SOURCE TEXT
VNE 25/09/2023 14:27

"The Pot au Feu" (The Taste of Things), by Tran Anh Hung, has been chosen as France’s official contender for the 2024 Academy Awards’ best international feature film.

PHOTO: Vietnamese-born director Tran Anh Hung at the closing ceremony of the cinema program Gap Go Mua Thu (Autumn Encounters) in Ho Chi Minh City in July, 2023. He participated in the event as a teacher. Photo by VnExpress/Thanh Tung
Vietnamese-born director Tran Anh Hung at the closing ceremony of the cinema program "Gap Go Mua Thu" (Autumn Encounters) in Ho Chi Minh City in July 2023

Set for release in France on November 8, the Vietnamese-born director’s film is a screen adaptation of the 1924 novel "La Vie et la passion de Dodin-Bouffant, Gourmet" (The Life Epicure) by Marcel Rouff.

It tells the story of a chef named Eugénie (Juliette Binoche) and a gastronome named Dodin (Benoît Magimel), who have worked together for 20 years before finding they have emotions for each other. As Eugénie hesitates after receiving Dodin’s proposal, Dodin decides to cook for his beloved for the first time ever in his life.

The picture has received positive acclaim from critics.

"Hung resists overlaying the action with music," Guy Lodge wrote in his review in Variety.

"All the better to focus on every pop and chop and sizzle of the cooking process, every soft grunt of bliss in the eating, every shared sigh or sotto voce instruction between its two entwined chefs."

The Guardian regarded the film as "beautifully shot," while for Deadline, it featured a "beautifully handled treatment of cookery as both poetry and performance art."

In an interview with Variety in May, Hung said he believes his films will be a hit every time he directs a new work. He said he decided to make "The Pot au Feu" to better understand challenges that directing a movie related to gastronomy may present.

"My first challenge was to make a film that didn’t look like any others," he said.

"The idea was to weave gastronomy into a love story and see how a man and a woman who share the same passion for the culinary art and have lived together for over 25 years form this spiritual bond."

Hung, 61, attended the prestigious École Louis-Lumière film school in France. His work "The Scent of Green Papaya" received an Oscar nomination for Best Foreign Language Film. To date, this is still the only Vietnamese-language film to be nominated for an Academy Award.

In 1995, Hung won the Golden Lion award at the Venice Film Festival for "Cyclo." He directed the film adaptation of Haruki Murakami’s famous novel "Norwegian Wood" in 2010 and was nominated for the Golden Lion.

"The Pot au Feu" also helped him win the Best Director prize at the 76th Cannes International Film Festival in May this year.

STORED DATA
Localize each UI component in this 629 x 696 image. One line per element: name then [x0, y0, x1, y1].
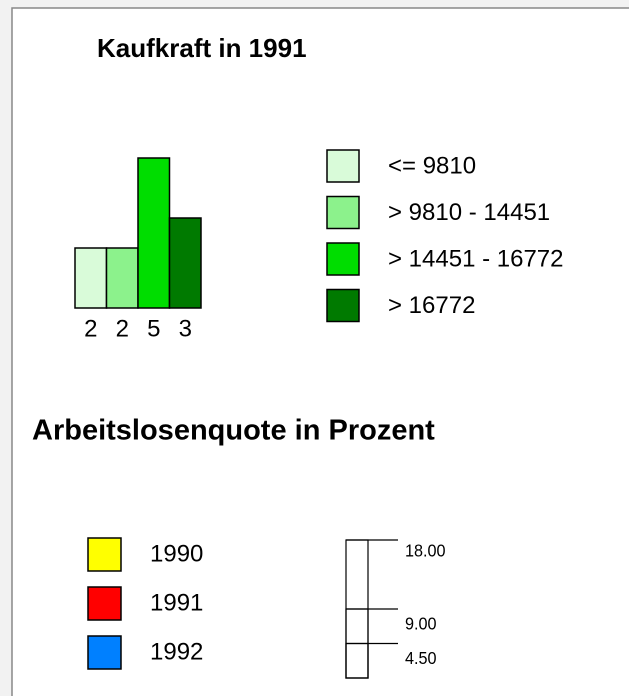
==
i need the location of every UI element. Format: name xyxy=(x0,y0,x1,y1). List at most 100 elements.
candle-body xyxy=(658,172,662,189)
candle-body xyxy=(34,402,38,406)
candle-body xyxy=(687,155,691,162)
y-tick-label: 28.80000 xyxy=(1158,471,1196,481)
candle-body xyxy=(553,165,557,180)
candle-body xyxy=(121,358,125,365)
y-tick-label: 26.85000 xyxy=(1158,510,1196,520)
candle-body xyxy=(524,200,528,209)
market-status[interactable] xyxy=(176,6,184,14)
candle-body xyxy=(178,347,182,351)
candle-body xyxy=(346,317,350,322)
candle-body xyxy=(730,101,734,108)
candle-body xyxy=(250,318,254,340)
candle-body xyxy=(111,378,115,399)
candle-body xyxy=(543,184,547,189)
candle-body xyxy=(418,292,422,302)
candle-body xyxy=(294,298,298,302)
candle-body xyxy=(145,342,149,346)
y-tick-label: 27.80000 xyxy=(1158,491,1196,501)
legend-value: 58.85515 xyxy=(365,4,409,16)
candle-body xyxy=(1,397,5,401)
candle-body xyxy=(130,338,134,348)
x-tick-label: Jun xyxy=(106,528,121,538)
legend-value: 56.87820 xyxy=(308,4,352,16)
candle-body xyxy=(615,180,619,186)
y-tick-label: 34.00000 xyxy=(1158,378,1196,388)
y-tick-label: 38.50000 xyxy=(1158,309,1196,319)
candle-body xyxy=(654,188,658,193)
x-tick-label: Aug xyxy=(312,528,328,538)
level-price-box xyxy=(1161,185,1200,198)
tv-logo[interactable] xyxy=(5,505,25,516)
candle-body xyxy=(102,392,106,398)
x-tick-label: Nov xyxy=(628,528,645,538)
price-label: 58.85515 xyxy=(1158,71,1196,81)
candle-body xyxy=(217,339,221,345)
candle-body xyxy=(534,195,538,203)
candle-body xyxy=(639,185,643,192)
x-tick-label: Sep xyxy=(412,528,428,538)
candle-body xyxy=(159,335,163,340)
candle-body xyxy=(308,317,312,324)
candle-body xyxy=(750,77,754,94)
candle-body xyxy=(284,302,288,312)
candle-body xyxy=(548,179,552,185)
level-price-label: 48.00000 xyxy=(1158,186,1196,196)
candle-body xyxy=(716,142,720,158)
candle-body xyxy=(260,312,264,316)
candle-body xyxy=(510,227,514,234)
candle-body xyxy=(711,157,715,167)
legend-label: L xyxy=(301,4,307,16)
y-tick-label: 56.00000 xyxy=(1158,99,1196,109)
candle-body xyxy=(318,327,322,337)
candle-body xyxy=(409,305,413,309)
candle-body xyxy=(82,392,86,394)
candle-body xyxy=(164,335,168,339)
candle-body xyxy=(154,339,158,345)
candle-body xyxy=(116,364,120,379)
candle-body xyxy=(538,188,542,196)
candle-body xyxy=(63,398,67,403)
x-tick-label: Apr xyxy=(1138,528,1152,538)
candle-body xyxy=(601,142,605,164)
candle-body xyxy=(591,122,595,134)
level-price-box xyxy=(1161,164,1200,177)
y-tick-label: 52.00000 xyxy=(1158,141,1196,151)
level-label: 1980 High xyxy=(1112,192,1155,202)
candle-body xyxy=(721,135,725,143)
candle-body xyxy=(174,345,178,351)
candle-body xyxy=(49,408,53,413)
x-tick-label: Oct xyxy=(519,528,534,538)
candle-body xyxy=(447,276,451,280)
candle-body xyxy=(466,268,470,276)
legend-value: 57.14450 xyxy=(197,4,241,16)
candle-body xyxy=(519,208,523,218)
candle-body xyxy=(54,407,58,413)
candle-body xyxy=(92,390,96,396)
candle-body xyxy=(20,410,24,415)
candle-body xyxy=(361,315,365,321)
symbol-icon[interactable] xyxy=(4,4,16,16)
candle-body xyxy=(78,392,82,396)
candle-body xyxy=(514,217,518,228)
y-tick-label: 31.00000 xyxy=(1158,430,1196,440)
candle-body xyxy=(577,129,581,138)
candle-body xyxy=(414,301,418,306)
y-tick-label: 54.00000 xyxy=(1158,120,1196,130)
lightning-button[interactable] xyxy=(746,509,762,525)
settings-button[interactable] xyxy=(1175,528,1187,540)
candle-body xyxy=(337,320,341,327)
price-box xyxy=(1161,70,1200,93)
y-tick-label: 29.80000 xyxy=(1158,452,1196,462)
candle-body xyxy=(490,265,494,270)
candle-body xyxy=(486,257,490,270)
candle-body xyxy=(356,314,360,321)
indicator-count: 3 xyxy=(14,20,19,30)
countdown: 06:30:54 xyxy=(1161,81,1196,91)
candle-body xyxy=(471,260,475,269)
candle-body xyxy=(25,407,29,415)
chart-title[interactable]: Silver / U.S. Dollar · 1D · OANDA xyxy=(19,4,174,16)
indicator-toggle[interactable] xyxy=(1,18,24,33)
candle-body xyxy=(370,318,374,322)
==
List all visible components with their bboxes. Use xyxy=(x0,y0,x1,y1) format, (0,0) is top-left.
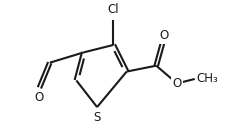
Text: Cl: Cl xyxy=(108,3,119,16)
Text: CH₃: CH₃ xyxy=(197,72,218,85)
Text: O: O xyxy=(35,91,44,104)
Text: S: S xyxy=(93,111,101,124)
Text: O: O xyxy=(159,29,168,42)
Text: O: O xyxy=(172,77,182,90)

DIRECTIONS FOR THIS TASK
Transcribe the stretch of the film news text from "Set for release" through "acclaim from critics.".

ANSWER
Set for release in France on November 8, the Vietnamese-born director’s film is a screen adaptation of the 1924 novel "La Vie et la passion de Dodin-Bouffant, Gourmet" (The Life Epicure) by Marcel Rouff.

It tells the story of a chef named Eugénie (Juliette Binoche) and a gastronome named Dodin (Benoît Magimel), who have worked together for 20 years before finding they have emotions for each other. As Eugénie hesitates after receiving Dodin’s proposal, Dodin decides to cook for his beloved for the first time ever in his life.

The picture has received positive acclaim from critics.